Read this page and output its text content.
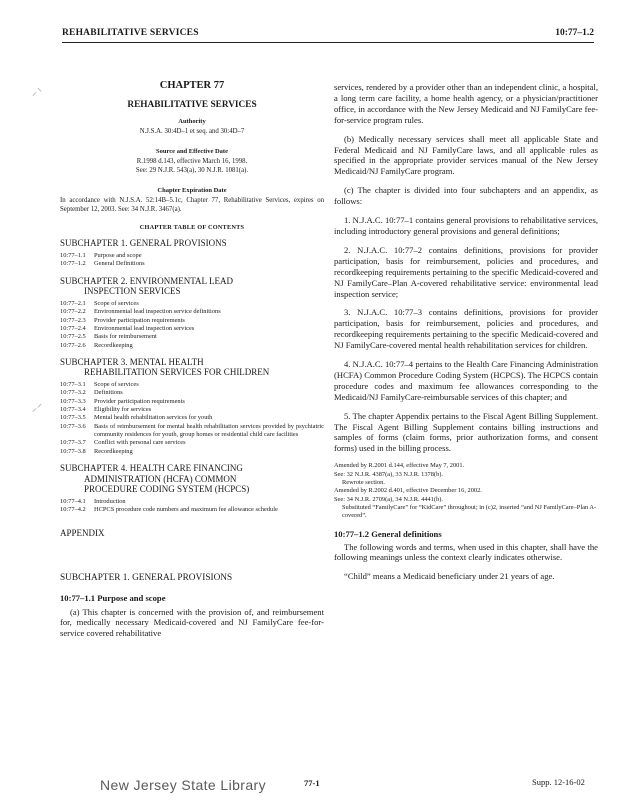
REHABILITATIVE SERVICES	10:77–1.2
⸝⸌
⸝⸍
CHAPTER 77
REHABILITATIVE SERVICES
Authority
N.J.S.A. 30:4D–1 et seq. and 30:4D–7
Source and Effective Date
R.1998 d.143, effective March 16, 1998.
See: 29 N.J.R. 543(a), 30 N.J.R. 1081(a).
Chapter Expiration Date
In accordance with N.J.S.A. 52:14B–5.1c, Chapter 77, Rehabilitative Services, expires on September 12, 2003. See: 34 N.J.R. 3467(a).
CHAPTER TABLE OF CONTENTS
SUBCHAPTER 1. GENERAL PROVISIONS
10:77–1.1	Purpose and scope
10:77–1.2	General Definitions
SUBCHAPTER 2. ENVIRONMENTAL LEAD
INSPECTION SERVICES
10:77–2.1	Scope of services
10:77–2.2	Environmental lead inspection service definitions
10:77–2.3	Provider participation requirements
10:77–2.4	Environmental lead inspection services
10:77–2.5	Basis for reimbursement
10:77–2.6	Recordkeeping
SUBCHAPTER 3. MENTAL HEALTH
REHABILITATION SERVICES FOR CHILDREN
10:77–3.1	Scope of services
10:77–3.2	Definitions
10:77–3.3	Provider participation requirements
10:77–3.4	Eligibility for services
10:77–3.5	Mental health rehabilitation services for youth
10:77–3.6	Basis of reimbursement for mental health rehabilitation services provided by psychiatric community residences for youth, group homes or residential child care facilities
10:77–3.7	Conflict with personal care services
10:77–3.8	Recordkeeping
SUBCHAPTER 4. HEALTH CARE FINANCING
ADMINISTRATION (HCFA) COMMON
PROCEDURE CODING SYSTEM (HCPCS)
10:77–4.1	Introduction
10:77–4.2	HCPCS procedure code numbers and maximum fee allowance schedule
APPENDIX
SUBCHAPTER 1. GENERAL PROVISIONS
10:77–1.1 Purpose and scope
(a) This chapter is concerned with the provision of, and reimbursement for, medically necessary Medicaid-covered and NJ FamilyCare fee-for-service covered rehabilitative
services, rendered by a provider other than an independent clinic, a hospital, a long term care facility, a home health agency, or a physician/practitioner office, in accordance with the New Jersey Medicaid and NJ FamilyCare fee-for-service program rules.
(b) Medically necessary services shall meet all applicable State and Federal Medicaid and NJ FamilyCare laws, and all applicable rules as specified in the appropriate provider services manual of the New Jersey Medicaid/NJ FamilyCare program.
(c) The chapter is divided into four subchapters and an appendix, as follows:
1. N.J.A.C. 10:77–1 contains general provisions to rehabilitative services, including introductory general provisions and general definitions;
2. N.J.A.C. 10:77–2 contains definitions, provisions for provider participation, basis for reimbursement, policies and procedures, and recordkeeping requirements pertaining to the specific Medicaid-covered and NJ FamilyCare–Plan A-covered rehabilitative service: environmental lead inspection service;
3. N.J.A.C. 10:77–3 contains definitions, provisions for provider participation, basis for reimbursement, policies and procedures, and recordkeeping requirements pertaining to the specific Medicaid-covered and NJ FamilyCare-covered mental health rehabilitation services for children.
4. N.J.A.C. 10:77–4 pertains to the Health Care Financing Administration (HCFA) Common Procedure Coding System (HCPCS). The HCPCS contain procedure codes and maximum fee allowances corresponding to the Medicaid/NJ FamilyCare-reimbursable services of this chapter; and
5. The chapter Appendix pertains to the Fiscal Agent Billing Supplement. The Fiscal Agent Billing Supplement contains billing instructions and samples of forms (claim forms, prior authorization forms, and consent forms) used in the billing process.
Amended by R.2001 d.144, effective May 7, 2001.
See: 32 N.J.R. 4387(a), 33 N.J.R. 1378(b).
Rewrote section.
Amended by R.2002 d.401, effective December 16, 2002.
See: 34 N.J.R. 2709(a), 34 N.J.R. 4441(b).
Substituted “FamilyCare” for “KidCare” throughout; in (c)2, inserted “and NJ FamilyCare–Plan A-covered”.
10:77–1.2 General definitions
The following words and terms, when used in this chapter, shall have the following meanings unless the context clearly indicates otherwise.
“Child” means a Medicaid beneficiary under 21 years of age.
New Jersey State Library	77-1	Supp. 12-16-02
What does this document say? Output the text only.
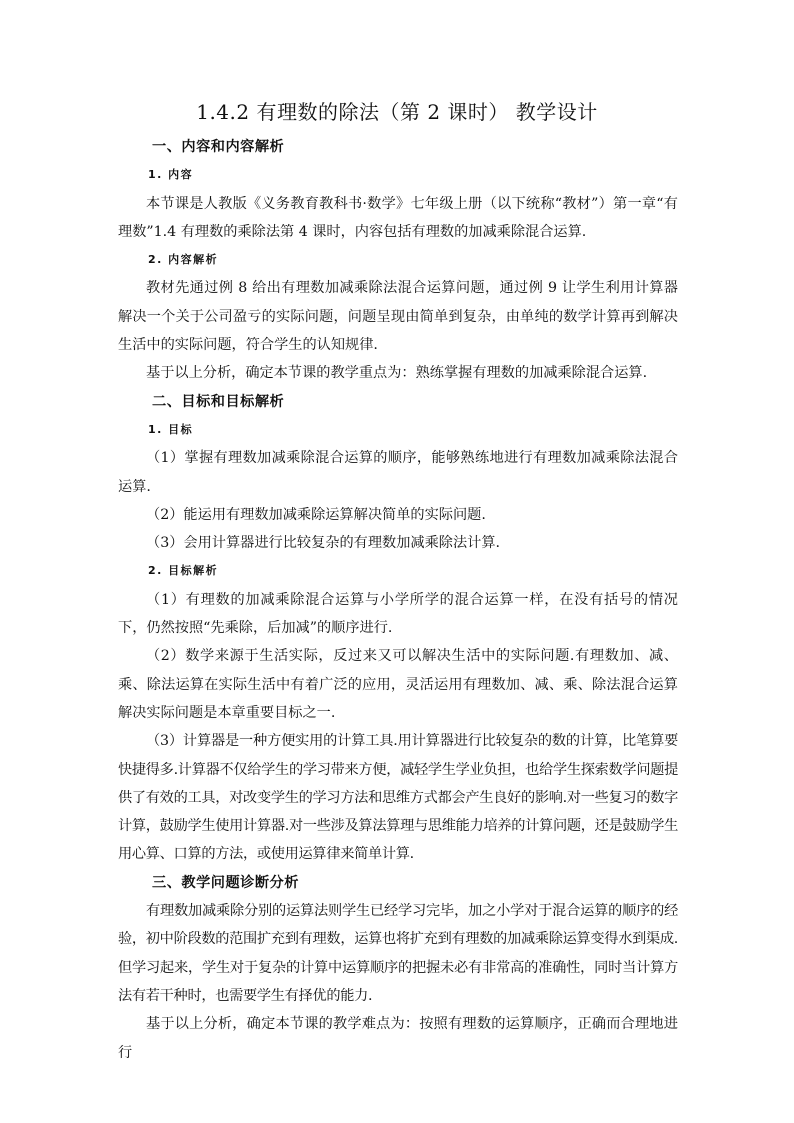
1.4.2 有理数的除法（第 2 课时） 教学设计
一、内容和内容解析
1. 内容

本节课是人教版《义务教育教科书·数学》七年级上册（以下统称“教材”）第一章“有理数”1.4 有理数的乘除法第 4 课时，内容包括有理数的加减乘除混合运算.

2. 内容解析

教材先通过例 8 给出有理数加减乘除法混合运算问题，通过例 9 让学生利用计算器解决一个关于公司盈亏的实际问题，问题呈现由简单到复杂，由单纯的数学计算再到解决生活中的实际问题，符合学生的认知规律.

基于以上分析，确定本节课的教学重点为：熟练掌握有理数的加减乘除混合运算.

二、目标和目标解析
1. 目标

（1）掌握有理数加减乘除混合运算的顺序，能够熟练地进行有理数加减乘除法混合运算.

（2）能运用有理数加减乘除运算解决简单的实际问题.

（3）会用计算器进行比较复杂的有理数加减乘除法计算.

2. 目标解析

（1）有理数的加减乘除混合运算与小学所学的混合运算一样，在没有括号的情况下，仍然按照“先乘除，后加减”的顺序进行.

（2）数学来源于生活实际，反过来又可以解决生活中的实际问题.有理数加、减、乘、除法运算在实际生活中有着广泛的应用，灵活运用有理数加、减、乘、除法混合运算解决实际问题是本章重要目标之一.

（3）计算器是一种方便实用的计算工具.用计算器进行比较复杂的数的计算，比笔算要快捷得多.计算器不仅给学生的学习带来方便，减轻学生学业负担，也给学生探索数学问题提供了有效的工具，对改变学生的学习方法和思维方式都会产生良好的影响.对一些复习的数字计算，鼓励学生使用计算器.对一些涉及算法算理与思维能力培养的计算问题，还是鼓励学生用心算、口算的方法，或使用运算律来简单计算.

三、教学问题诊断分析

有理数加减乘除分别的运算法则学生已经学习完毕，加之小学对于混合运算的顺序的经验，初中阶段数的范围扩充到有理数，运算也将扩充到有理数的加减乘除运算变得水到渠成.但学习起来，学生对于复杂的计算中运算顺序的把握未必有非常高的准确性，同时当计算方法有若干种时，也需要学生有择优的能力.

基于以上分析，确定本节课的教学难点为：按照有理数的运算顺序，正确而合理地进行
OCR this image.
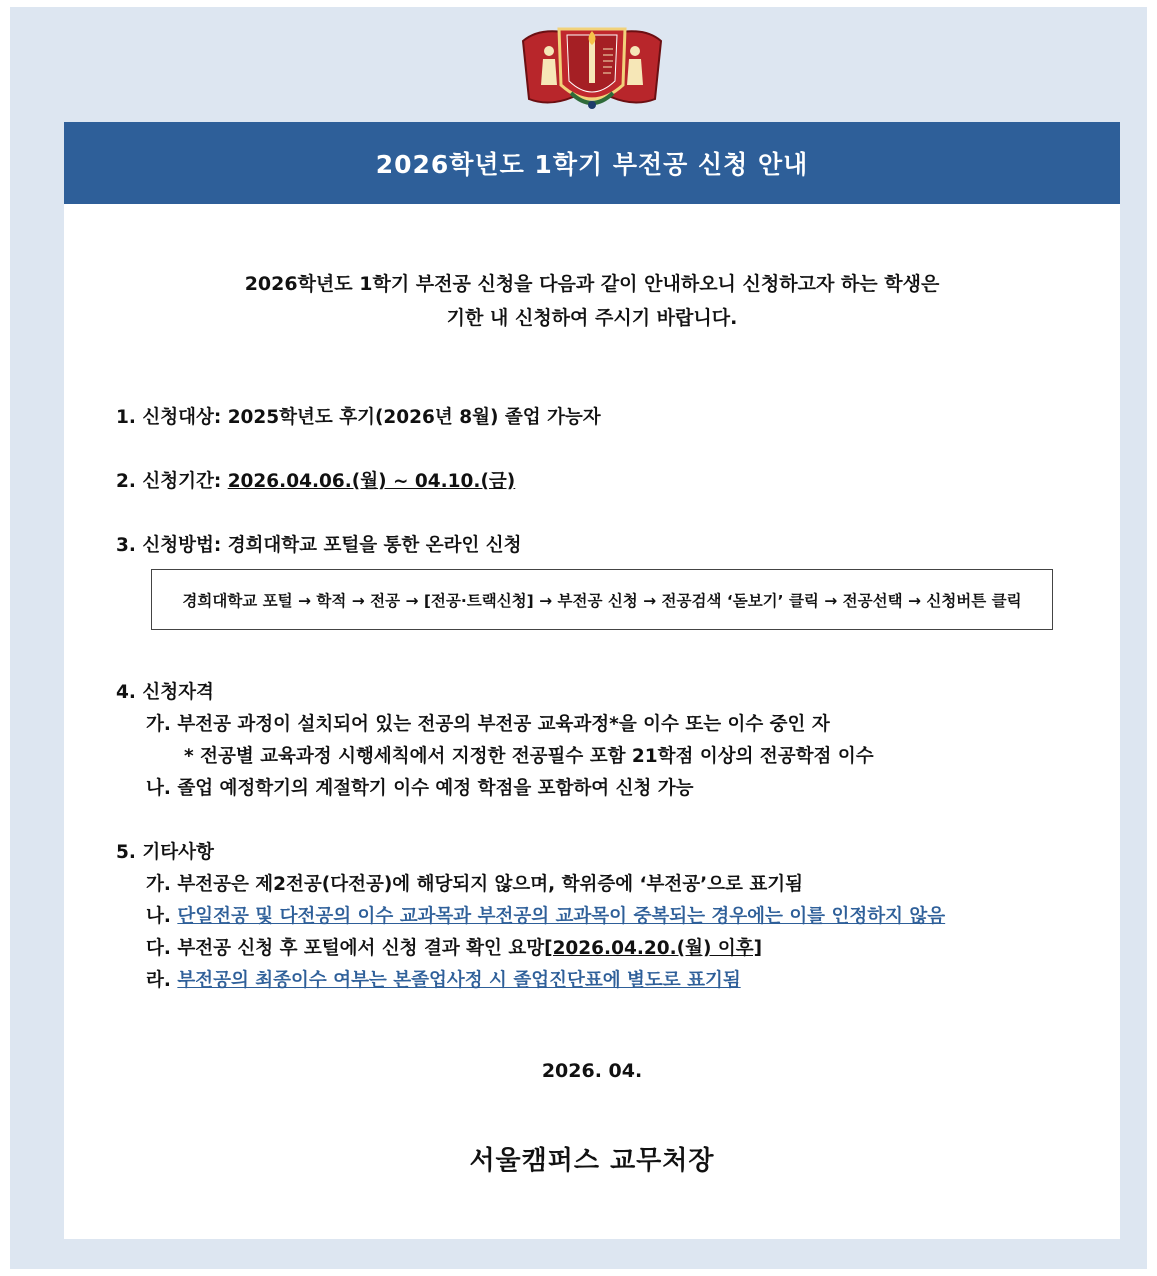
2026학년도 1학기 부전공 신청 안내
2026학년도 1학기 부전공 신청을 다음과 같이 안내하오니 신청하고자 하는 학생은
기한 내 신청하여 주시기 바랍니다.
1. 신청대상: 2025학년도 후기(2026년 8월) 졸업 가능자
2. 신청기간: 2026.04.06.(월) ~ 04.10.(금)
3. 신청방법: 경희대학교 포털을 통한 온라인 신청
경희대학교 포털 → 학적 → 전공 → [전공·트랙신청] → 부전공 신청 → 전공검색 ‘돋보기’ 클릭 → 전공선택 → 신청버튼 클릭
4. 신청자격
가. 부전공 과정이 설치되어 있는 전공의 부전공 교육과정*을 이수 또는 이수 중인 자
* 전공별 교육과정 시행세칙에서 지정한 전공필수 포함 21학점 이상의 전공학점 이수
나. 졸업 예정학기의 계절학기 이수 예정 학점을 포함하여 신청 가능
5. 기타사항
가. 부전공은 제2전공(다전공)에 해당되지 않으며, 학위증에 ‘부전공’으로 표기됨
나. 단일전공 및 다전공의 이수 교과목과 부전공의 교과목이 중복되는 경우에는 이를 인정하지 않음
다. 부전공 신청 후 포털에서 신청 결과 확인 요망[2026.04.20.(월) 이후]
라. 부전공의 최종이수 여부는 본졸업사정 시 졸업진단표에 별도로 표기됨
2026. 04.
서울캠퍼스 교무처장
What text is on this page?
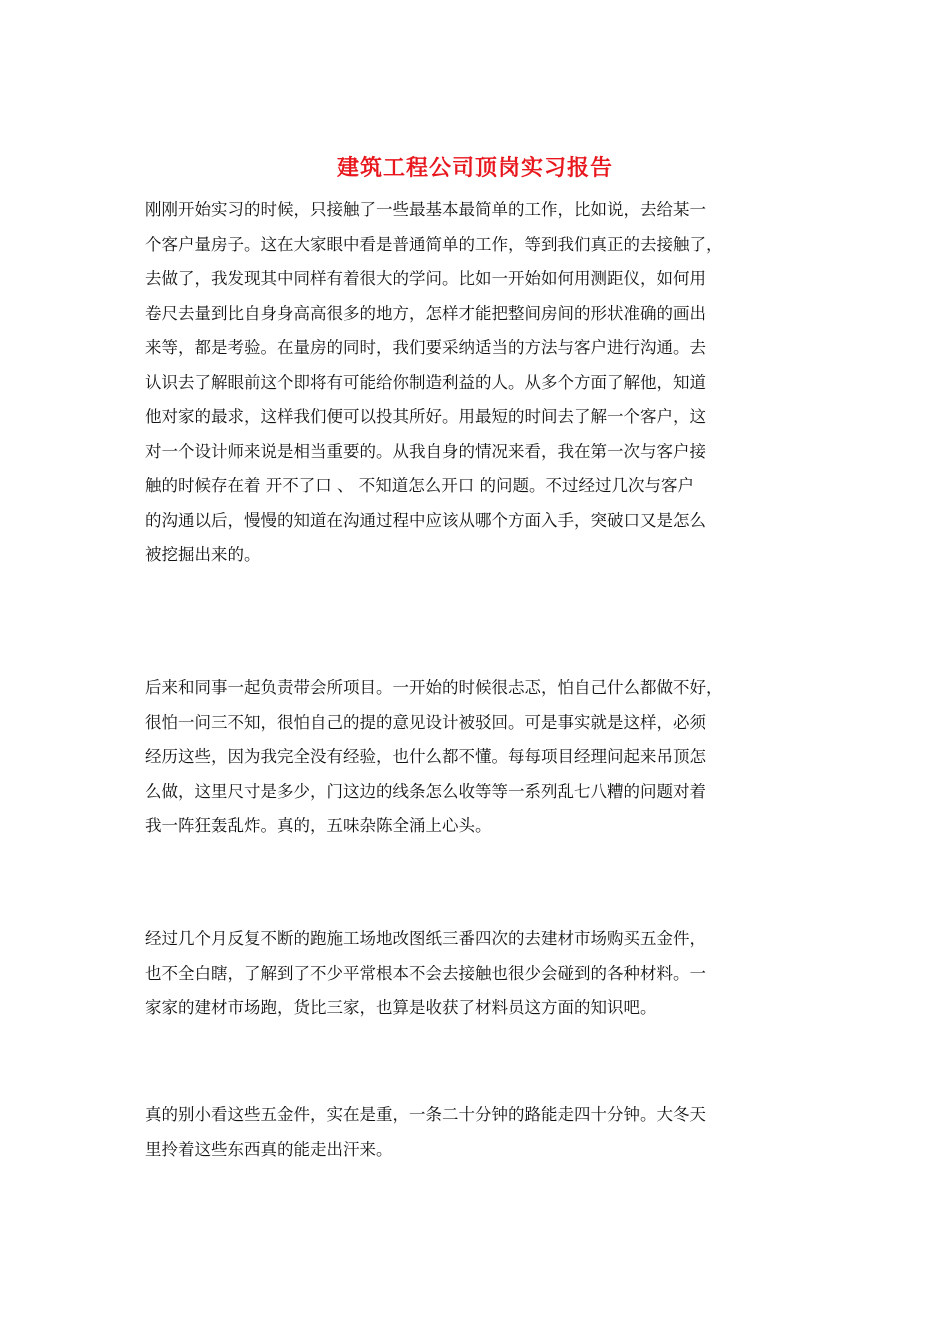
建筑工程公司顶岗实习报告
刚刚开始实习的时候，只接触了一些最基本最简单的工作，比如说，去给某一
个客户量房子。这在大家眼中看是普通简单的工作，等到我们真正的去接触了，
去做了，我发现其中同样有着很大的学问。比如一开始如何用测距仪，如何用
卷尺去量到比自身身高高很多的地方，怎样才能把整间房间的形状准确的画出
来等，都是考验。在量房的同时，我们要采纳适当的方法与客户进行沟通。去
认识去了解眼前这个即将有可能给你制造利益的人。从多个方面了解他，知道
他对家的最求，这样我们便可以投其所好。用最短的时间去了解一个客户，这
对一个设计师来说是相当重要的。从我自身的情况来看，我在第一次与客户接
触的时候存在着 开不了口 、 不知道怎么开口 的问题。不过经过几次与客户
的沟通以后，慢慢的知道在沟通过程中应该从哪个方面入手，突破口又是怎么
被挖掘出来的。
后来和同事一起负责带会所项目。一开始的时候很忐忑，怕自己什么都做不好，
很怕一问三不知，很怕自己的提的意见设计被驳回。可是事实就是这样，必须
经历这些，因为我完全没有经验，也什么都不懂。每每项目经理问起来吊顶怎
么做，这里尺寸是多少，门这边的线条怎么收等等一系列乱七八糟的问题对着
我一阵狂轰乱炸。真的，五味杂陈全涌上心头。
经过几个月反复不断的跑施工场地改图纸三番四次的去建材市场购买五金件，
也不全白瞎，了解到了不少平常根本不会去接触也很少会碰到的各种材料。一
家家的建材市场跑，货比三家，也算是收获了材料员这方面的知识吧。
真的别小看这些五金件，实在是重，一条二十分钟的路能走四十分钟。大冬天
里拎着这些东西真的能走出汗来。
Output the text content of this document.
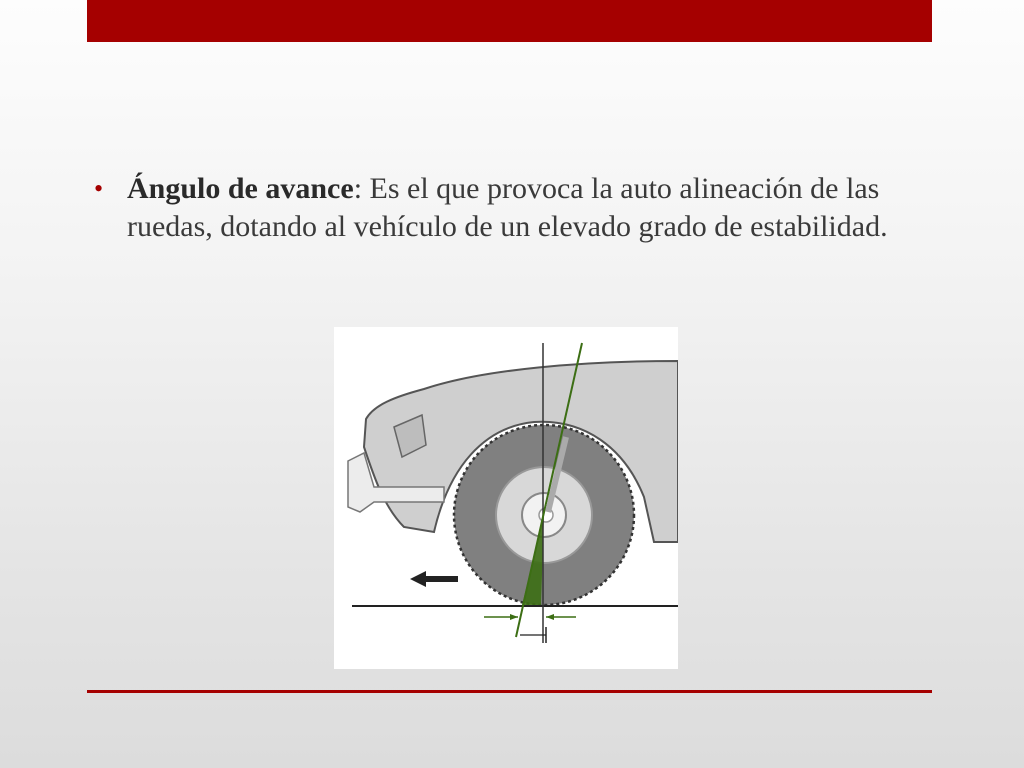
• Ángulo de avance: Es el que provoca la auto alineación de las ruedas, dotando al vehículo de un elevado grado de estabilidad.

---------------

▶ Problem description:
Extract from the data every line where "경희대학교" shows up.

▶ In response:
3. 신청방법: 경희대학교 포털을 통한 온라인 신청
경희대학교 포털 → 학적 → 전공 → [전공·트랙신청] → 부전공 신청 → 전공검색 ‘돋보기’ 클릭 → 전공선택 → 신청버튼 클릭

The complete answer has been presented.